**WHAT THE TASK ASKS**
Repeat each line of the material below exactly as it appears, minus any pictures.

**SUPPLIED INFORMATION**
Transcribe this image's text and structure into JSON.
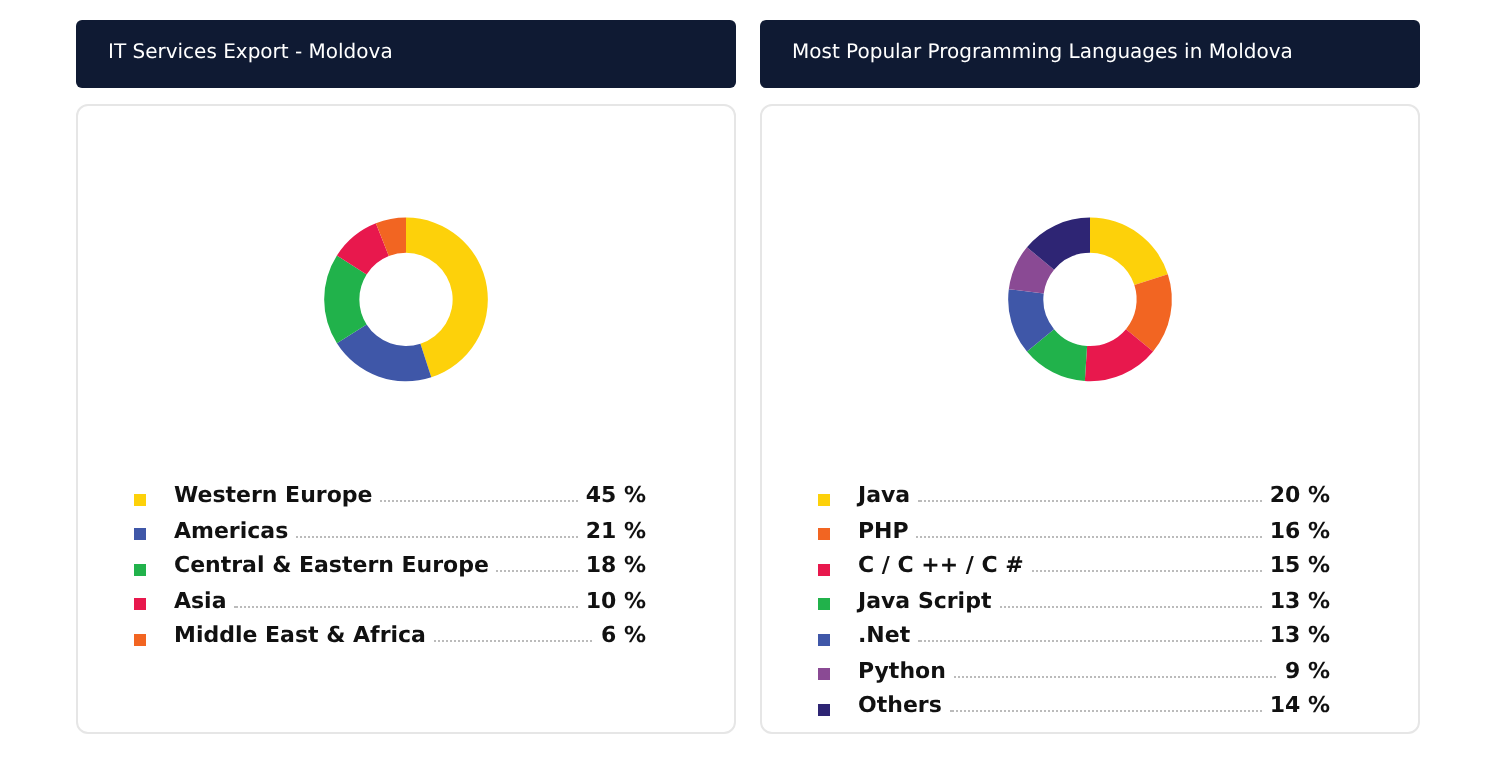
{
  "chart_data": [
    {
      "type": "donut",
      "title": "IT Services Export - Moldova",
      "categories": [
        "Western Europe",
        "Americas",
        "Central & Eastern Europe",
        "Asia",
        "Middle East & Africa"
      ],
      "values": [
        45,
        21,
        18,
        10,
        6
      ],
      "value_labels": [
        "45 %",
        "21 %",
        "18 %",
        "10 %",
        "6 %"
      ],
      "colors": [
        "#fdd10a",
        "#3f57a8",
        "#21b24b",
        "#e8184d",
        "#f26522"
      ],
      "legend": "bottom"
    },
    {
      "type": "donut",
      "title": "Most Popular Programming Languages in Moldova",
      "categories": [
        "Java",
        "PHP",
        "C / C ++ / C #",
        "Java Script",
        ".Net",
        "Python",
        "Others"
      ],
      "values": [
        20,
        16,
        15,
        13,
        13,
        9,
        14
      ],
      "value_labels": [
        "20 %",
        "16 %",
        "15 %",
        "13 %",
        "13 %",
        "9 %",
        "14 %"
      ],
      "colors": [
        "#fdd10a",
        "#f26522",
        "#e8184d",
        "#21b24b",
        "#3f57a8",
        "#8a4a94",
        "#2e2574"
      ],
      "legend": "bottom"
    }
  ]
}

**SOLUTION FOR THIS EXERCISE**
Transcribe this image's text and structure into JSON.
{
  "chart_data": [
    {
      "type": "donut",
      "title": "IT Services Export - Moldova",
      "categories": [
        "Western Europe",
        "Americas",
        "Central & Eastern Europe",
        "Asia",
        "Middle East & Africa"
      ],
      "values": [
        45,
        21,
        18,
        10,
        6
      ],
      "value_labels": [
        "45 %",
        "21 %",
        "18 %",
        "10 %",
        "6 %"
      ],
      "colors": [
        "#fdd10a",
        "#3f57a8",
        "#21b24b",
        "#e8184d",
        "#f26522"
      ],
      "legend": "bottom"
    },
    {
      "type": "donut",
      "title": "Most Popular Programming Languages in Moldova",
      "categories": [
        "Java",
        "PHP",
        "C / C ++ / C #",
        "Java Script",
        ".Net",
        "Python",
        "Others"
      ],
      "values": [
        20,
        16,
        15,
        13,
        13,
        9,
        14
      ],
      "value_labels": [
        "20 %",
        "16 %",
        "15 %",
        "13 %",
        "13 %",
        "9 %",
        "14 %"
      ],
      "colors": [
        "#fdd10a",
        "#f26522",
        "#e8184d",
        "#21b24b",
        "#3f57a8",
        "#8a4a94",
        "#2e2574"
      ],
      "legend": "bottom"
    }
  ]
}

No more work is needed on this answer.